Purpose of the Study:

  • To investigate and compare DNA methylation patterns in native monkey embryonic stem cells (ESCs), fibroblasts, and SCNT-derived ESCs.
  • To identify and characterize epigenome programming and reprogramming events.
  • To assess the conservation of DNA methylation patterns across species and tissues.

Main Methods:

  • Genome-wide DNA methylation profiling of native monkey ESCs, fibroblasts, and SCNT ESCs.
  • Comparative analysis of hyper- and hypomethylated regions between cell types.
  • Correlation analysis with gene transcription, Polycomb Repressive Complex-2 occupancy, and CTCF binding.

Main Results:

  • Hundreds of fibroblast-specific methylation regions were identified, conserved in human cells.

Records supplied:
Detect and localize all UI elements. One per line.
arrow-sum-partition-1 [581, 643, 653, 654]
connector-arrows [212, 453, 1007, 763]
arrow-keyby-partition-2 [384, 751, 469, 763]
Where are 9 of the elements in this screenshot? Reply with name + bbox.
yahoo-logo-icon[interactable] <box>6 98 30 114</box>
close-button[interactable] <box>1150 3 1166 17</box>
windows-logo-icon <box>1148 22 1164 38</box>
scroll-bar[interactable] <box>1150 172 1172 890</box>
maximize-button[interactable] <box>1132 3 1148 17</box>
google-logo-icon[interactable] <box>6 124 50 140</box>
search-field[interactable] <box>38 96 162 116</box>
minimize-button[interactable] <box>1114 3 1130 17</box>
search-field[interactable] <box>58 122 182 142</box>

Exercise requirements:
a. Decide whether each statement below agrees with the summary of the monkey DNA methylation study. Answer yes or no for each, and quote the words from the summary that settle it.
(i) The study's methods included relating methylation patterns to CTCF binding.
(ii) The methylation profiling was limited to SCNT-derived cells.
(iii) The fibroblast-specific methylation regions identified numbered in the dozens.
b. Carry on the summary of the monkey DNA methylation study, starting after its last line.

Answers given:
a.
(i) Yes: "Correlation analysis with gene transcription, Polycomb Repressive Complex-2 occupancy, and CTCF binding."
(ii) No: "Genome-wide DNA methylation profiling of native monkey ESCs, fibroblasts, and SCNT ESCs."
(iii) No: "Hundreds of fibroblast-specific methylation regions were identified, conserved in human cells."

b.
  • SCNT ESCs demonstrated extensive reprogramming, achieving near-perfect epigenomic correlation with native ESCs.
  • Reprogramming efficiency varied regionally, with some fibroblast-like methylation patterns persisting post-SCNT.

Conclusions:

  • Epigenomic reprogramming via SCNT is largely accurate but regionally variable.
  • Persistent fibroblast-like methylation patterns in SCNT ESCs warrant further investigation.
  • These findings provide insights into epigenetic fidelity during SCNT and stem cell reprogramming.